- Exercise description:
Search the material and gather each line with "Commission" in it.

Entries from a dataset

--- Begin ---

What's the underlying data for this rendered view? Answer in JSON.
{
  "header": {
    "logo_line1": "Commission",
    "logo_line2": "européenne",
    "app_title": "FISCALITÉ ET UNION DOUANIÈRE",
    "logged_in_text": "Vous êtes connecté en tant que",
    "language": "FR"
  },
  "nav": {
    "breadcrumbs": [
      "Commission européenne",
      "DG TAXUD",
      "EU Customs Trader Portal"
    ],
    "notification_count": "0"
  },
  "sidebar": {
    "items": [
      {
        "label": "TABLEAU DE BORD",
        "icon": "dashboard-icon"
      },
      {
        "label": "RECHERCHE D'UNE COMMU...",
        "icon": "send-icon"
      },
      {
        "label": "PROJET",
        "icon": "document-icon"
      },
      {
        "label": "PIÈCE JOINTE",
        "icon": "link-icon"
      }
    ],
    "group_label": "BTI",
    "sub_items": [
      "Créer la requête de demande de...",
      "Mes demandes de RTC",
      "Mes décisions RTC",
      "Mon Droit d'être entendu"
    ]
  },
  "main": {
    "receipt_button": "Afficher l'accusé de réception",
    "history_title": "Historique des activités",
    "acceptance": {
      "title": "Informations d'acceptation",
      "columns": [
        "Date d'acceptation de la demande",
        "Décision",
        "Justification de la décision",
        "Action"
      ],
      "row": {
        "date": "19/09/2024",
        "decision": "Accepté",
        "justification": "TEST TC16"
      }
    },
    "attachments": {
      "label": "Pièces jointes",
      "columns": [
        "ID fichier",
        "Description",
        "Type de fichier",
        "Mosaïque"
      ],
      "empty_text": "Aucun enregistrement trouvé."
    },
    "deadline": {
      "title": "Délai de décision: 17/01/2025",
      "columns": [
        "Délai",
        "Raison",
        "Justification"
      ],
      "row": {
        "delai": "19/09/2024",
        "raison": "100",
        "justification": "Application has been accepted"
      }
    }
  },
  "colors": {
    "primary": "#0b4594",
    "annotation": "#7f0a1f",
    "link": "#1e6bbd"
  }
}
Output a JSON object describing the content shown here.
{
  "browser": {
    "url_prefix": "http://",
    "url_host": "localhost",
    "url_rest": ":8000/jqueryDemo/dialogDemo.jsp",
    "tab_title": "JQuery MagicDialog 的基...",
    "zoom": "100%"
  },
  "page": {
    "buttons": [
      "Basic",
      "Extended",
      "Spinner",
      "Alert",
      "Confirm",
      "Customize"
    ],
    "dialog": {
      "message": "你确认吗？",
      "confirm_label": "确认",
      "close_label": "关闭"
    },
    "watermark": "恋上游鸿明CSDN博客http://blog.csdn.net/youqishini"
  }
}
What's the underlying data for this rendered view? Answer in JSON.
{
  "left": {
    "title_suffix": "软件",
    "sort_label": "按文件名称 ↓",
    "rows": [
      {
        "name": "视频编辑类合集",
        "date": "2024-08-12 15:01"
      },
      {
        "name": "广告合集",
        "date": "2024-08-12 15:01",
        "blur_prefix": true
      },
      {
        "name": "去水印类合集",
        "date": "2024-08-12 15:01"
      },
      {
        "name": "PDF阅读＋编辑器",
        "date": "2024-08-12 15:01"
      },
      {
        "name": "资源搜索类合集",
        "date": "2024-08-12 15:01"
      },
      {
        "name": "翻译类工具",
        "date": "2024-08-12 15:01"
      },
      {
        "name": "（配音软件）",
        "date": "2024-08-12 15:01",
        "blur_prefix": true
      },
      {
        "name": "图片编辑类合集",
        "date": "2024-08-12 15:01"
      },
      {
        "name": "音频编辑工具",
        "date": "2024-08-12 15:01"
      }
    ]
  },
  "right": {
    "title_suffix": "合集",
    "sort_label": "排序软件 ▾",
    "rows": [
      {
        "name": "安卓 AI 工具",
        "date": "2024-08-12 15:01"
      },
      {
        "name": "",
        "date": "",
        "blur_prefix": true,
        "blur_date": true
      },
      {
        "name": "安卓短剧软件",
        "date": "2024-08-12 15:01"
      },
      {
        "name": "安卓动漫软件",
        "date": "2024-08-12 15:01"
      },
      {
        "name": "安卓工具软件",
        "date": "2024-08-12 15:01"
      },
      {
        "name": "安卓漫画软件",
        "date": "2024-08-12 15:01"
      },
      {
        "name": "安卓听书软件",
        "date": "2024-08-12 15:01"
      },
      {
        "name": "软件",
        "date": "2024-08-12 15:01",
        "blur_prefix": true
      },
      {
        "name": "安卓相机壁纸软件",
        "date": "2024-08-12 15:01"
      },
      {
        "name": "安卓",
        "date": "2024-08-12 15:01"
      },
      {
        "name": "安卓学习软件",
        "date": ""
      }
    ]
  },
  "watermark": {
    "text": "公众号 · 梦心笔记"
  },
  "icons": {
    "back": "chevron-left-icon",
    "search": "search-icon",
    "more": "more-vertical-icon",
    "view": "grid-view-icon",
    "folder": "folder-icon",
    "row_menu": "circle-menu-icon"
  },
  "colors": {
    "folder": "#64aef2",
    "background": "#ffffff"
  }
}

--- End ---

- Exercise result:
    "logo_line1": "Commission",
      "Commission européenne",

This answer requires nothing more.